The records:
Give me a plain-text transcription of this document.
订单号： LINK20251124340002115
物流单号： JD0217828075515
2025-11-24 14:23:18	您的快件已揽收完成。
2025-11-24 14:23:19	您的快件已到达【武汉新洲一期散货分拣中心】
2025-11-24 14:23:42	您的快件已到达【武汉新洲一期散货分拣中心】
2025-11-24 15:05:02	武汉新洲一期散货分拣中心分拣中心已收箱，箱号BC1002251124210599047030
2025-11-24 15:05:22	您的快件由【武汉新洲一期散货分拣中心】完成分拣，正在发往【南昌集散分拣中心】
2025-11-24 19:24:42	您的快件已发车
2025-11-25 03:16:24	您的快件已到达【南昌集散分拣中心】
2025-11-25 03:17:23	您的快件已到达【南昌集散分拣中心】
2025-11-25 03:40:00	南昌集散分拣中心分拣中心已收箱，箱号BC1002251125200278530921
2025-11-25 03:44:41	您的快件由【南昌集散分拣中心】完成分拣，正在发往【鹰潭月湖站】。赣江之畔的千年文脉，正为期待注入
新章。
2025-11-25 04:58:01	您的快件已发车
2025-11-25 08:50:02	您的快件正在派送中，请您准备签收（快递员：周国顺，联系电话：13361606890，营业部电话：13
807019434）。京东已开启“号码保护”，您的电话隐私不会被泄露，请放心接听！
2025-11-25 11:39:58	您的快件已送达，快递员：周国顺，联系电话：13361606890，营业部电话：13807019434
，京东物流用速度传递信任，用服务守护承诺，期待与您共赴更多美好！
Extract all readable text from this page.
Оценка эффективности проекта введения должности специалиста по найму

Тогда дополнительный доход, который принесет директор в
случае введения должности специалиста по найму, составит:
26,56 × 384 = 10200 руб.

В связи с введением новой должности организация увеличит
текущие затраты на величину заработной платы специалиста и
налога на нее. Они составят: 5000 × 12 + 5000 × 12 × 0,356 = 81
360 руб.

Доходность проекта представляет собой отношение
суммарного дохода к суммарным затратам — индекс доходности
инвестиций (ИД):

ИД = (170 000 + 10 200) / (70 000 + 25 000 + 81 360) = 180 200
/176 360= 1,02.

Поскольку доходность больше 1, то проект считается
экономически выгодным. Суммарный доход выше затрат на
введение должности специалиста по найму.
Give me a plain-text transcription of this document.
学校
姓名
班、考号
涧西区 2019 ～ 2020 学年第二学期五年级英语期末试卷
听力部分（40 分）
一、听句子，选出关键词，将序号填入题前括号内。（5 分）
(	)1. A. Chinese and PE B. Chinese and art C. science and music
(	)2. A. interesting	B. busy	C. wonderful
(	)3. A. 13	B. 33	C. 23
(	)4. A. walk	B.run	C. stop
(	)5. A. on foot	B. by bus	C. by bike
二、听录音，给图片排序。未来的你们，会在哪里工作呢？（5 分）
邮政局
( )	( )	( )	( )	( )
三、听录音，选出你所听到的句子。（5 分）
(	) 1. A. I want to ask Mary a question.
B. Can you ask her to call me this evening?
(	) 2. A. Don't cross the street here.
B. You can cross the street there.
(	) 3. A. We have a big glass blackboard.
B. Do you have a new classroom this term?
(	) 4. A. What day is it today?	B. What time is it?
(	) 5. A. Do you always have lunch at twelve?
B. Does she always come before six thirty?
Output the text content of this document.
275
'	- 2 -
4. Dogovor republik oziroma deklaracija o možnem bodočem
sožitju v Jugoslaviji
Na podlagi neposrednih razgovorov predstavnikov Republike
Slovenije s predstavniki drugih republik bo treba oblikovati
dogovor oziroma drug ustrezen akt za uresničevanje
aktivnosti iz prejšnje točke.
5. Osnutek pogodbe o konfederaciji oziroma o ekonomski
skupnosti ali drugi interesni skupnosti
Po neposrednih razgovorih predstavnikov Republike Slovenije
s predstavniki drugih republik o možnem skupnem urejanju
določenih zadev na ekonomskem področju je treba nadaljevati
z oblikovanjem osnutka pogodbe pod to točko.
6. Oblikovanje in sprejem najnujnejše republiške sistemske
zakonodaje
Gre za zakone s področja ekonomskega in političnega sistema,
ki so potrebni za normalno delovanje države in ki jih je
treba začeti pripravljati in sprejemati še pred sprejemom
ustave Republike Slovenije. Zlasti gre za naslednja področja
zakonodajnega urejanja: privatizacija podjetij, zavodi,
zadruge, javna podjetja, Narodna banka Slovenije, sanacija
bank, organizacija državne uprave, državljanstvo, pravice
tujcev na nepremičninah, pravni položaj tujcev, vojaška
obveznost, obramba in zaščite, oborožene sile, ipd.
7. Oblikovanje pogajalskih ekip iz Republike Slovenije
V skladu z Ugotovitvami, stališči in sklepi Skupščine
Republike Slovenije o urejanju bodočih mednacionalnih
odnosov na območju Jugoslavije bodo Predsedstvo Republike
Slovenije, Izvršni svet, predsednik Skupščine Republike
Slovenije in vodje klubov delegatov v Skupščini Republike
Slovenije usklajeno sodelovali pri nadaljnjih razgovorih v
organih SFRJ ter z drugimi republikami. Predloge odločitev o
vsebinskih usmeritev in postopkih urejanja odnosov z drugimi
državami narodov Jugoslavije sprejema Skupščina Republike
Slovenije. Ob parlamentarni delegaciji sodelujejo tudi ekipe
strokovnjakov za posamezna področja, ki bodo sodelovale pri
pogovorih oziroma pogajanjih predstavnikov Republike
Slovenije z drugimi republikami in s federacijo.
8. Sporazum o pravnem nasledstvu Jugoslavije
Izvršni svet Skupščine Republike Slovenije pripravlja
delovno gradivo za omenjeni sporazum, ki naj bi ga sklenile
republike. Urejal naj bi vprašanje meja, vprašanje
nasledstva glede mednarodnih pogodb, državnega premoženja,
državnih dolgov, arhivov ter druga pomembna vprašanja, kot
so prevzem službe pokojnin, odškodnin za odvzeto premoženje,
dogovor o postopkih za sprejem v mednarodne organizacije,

What to produce: Restate every line of the data word for word.

Answer for this exercise:
Give me a plain-text transcription of this document.
订单号： LINK20251124340002115
物流单号： JD0217828075515
2025-11-24 14:23:18	您的快件已揽收完成。
2025-11-24 14:23:19	您的快件已到达【武汉新洲一期散货分拣中心】
2025-11-24 14:23:42	您的快件已到达【武汉新洲一期散货分拣中心】
2025-11-24 15:05:02	武汉新洲一期散货分拣中心分拣中心已收箱，箱号BC1002251124210599047030
2025-11-24 15:05:22	您的快件由【武汉新洲一期散货分拣中心】完成分拣，正在发往【南昌集散分拣中心】
2025-11-24 19:24:42	您的快件已发车
2025-11-25 03:16:24	您的快件已到达【南昌集散分拣中心】
2025-11-25 03:17:23	您的快件已到达【南昌集散分拣中心】
2025-11-25 03:40:00	南昌集散分拣中心分拣中心已收箱，箱号BC1002251125200278530921
2025-11-25 03:44:41	您的快件由【南昌集散分拣中心】完成分拣，正在发往【鹰潭月湖站】。赣江之畔的千年文脉，正为期待注入
新章。
2025-11-25 04:58:01	您的快件已发车
2025-11-25 08:50:02	您的快件正在派送中，请您准备签收（快递员：周国顺，联系电话：13361606890，营业部电话：13
807019434）。京东已开启“号码保护”，您的电话隐私不会被泄露，请放心接听！
2025-11-25 11:39:58	您的快件已送达，快递员：周国顺，联系电话：13361606890，营业部电话：13807019434
，京东物流用速度传递信任，用服务守护承诺，期待与您共赴更多美好！
Extract all readable text from this page.
Оценка эффективности проекта введения должности специалиста по найму

Тогда дополнительный доход, который принесет директор в
случае введения должности специалиста по найму, составит:
26,56 × 384 = 10200 руб.

В связи с введением новой должности организация увеличит
текущие затраты на величину заработной платы специалиста и
налога на нее. Они составят: 5000 × 12 + 5000 × 12 × 0,356 = 81
360 руб.

Доходность проекта представляет собой отношение
суммарного дохода к суммарным затратам — индекс доходности
инвестиций (ИД):

ИД = (170 000 + 10 200) / (70 000 + 25 000 + 81 360) = 180 200
/176 360= 1,02.

Поскольку доходность больше 1, то проект считается
экономически выгодным. Суммарный доход выше затрат на
введение должности специалиста по найму.
Give me a plain-text transcription of this document.
学校
姓名
班、考号
涧西区 2019 ～ 2020 学年第二学期五年级英语期末试卷
听力部分（40 分）
一、听句子，选出关键词，将序号填入题前括号内。（5 分）
(	)1. A. Chinese and PE B. Chinese and art C. science and music
(	)2. A. interesting	B. busy	C. wonderful
(	)3. A. 13	B. 33	C. 23
(	)4. A. walk	B.run	C. stop
(	)5. A. on foot	B. by bus	C. by bike
二、听录音，给图片排序。未来的你们，会在哪里工作呢？（5 分）
邮政局
( )	( )	( )	( )	( )
三、听录音，选出你所听到的句子。（5 分）
(	) 1. A. I want to ask Mary a question.
B. Can you ask her to call me this evening?
(	) 2. A. Don't cross the street here.
B. You can cross the street there.
(	) 3. A. We have a big glass blackboard.
B. Do you have a new classroom this term?
(	) 4. A. What day is it today?	B. What time is it?
(	) 5. A. Do you always have lunch at twelve?
B. Does she always come before six thirty?
Output the text content of this document.
275
'	- 2 -
4. Dogovor republik oziroma deklaracija o možnem bodočem
sožitju v Jugoslaviji
Na podlagi neposrednih razgovorov predstavnikov Republike
Slovenije s predstavniki drugih republik bo treba oblikovati
dogovor oziroma drug ustrezen akt za uresničevanje
aktivnosti iz prejšnje točke.
5. Osnutek pogodbe o konfederaciji oziroma o ekonomski
skupnosti ali drugi interesni skupnosti
Po neposrednih razgovorih predstavnikov Republike Slovenije
s predstavniki drugih republik o možnem skupnem urejanju
določenih zadev na ekonomskem področju je treba nadaljevati
z oblikovanjem osnutka pogodbe pod to točko.
6. Oblikovanje in sprejem najnujnejše republiške sistemske
zakonodaje
Gre za zakone s področja ekonomskega in političnega sistema,
ki so potrebni za normalno delovanje države in ki jih je
treba začeti pripravljati in sprejemati še pred sprejemom
ustave Republike Slovenije. Zlasti gre za naslednja področja
zakonodajnega urejanja: privatizacija podjetij, zavodi,
zadruge, javna podjetja, Narodna banka Slovenije, sanacija
bank, organizacija državne uprave, državljanstvo, pravice
tujcev na nepremičninah, pravni položaj tujcev, vojaška
obveznost, obramba in zaščite, oborožene sile, ipd.
7. Oblikovanje pogajalskih ekip iz Republike Slovenije
V skladu z Ugotovitvami, stališči in sklepi Skupščine
Republike Slovenije o urejanju bodočih mednacionalnih
odnosov na območju Jugoslavije bodo Predsedstvo Republike
Slovenije, Izvršni svet, predsednik Skupščine Republike
Slovenije in vodje klubov delegatov v Skupščini Republike
Slovenije usklajeno sodelovali pri nadaljnjih razgovorih v
organih SFRJ ter z drugimi republikami. Predloge odločitev o
vsebinskih usmeritev in postopkih urejanja odnosov z drugimi
državami narodov Jugoslavije sprejema Skupščina Republike
Slovenije. Ob parlamentarni delegaciji sodelujejo tudi ekipe
strokovnjakov za posamezna področja, ki bodo sodelovale pri
pogovorih oziroma pogajanjih predstavnikov Republike
Slovenije z drugimi republikami in s federacijo.
8. Sporazum o pravnem nasledstvu Jugoslavije
Izvršni svet Skupščine Republike Slovenije pripravlja
delovno gradivo za omenjeni sporazum, ki naj bi ga sklenile
republike. Urejal naj bi vprašanje meja, vprašanje
nasledstva glede mednarodnih pogodb, državnega premoženja,
državnih dolgov, arhivov ter druga pomembna vprašanja, kot
so prevzem službe pokojnin, odškodnin za odvzeto premoženje,
dogovor o postopkih za sprejem v mednarodne organizacije,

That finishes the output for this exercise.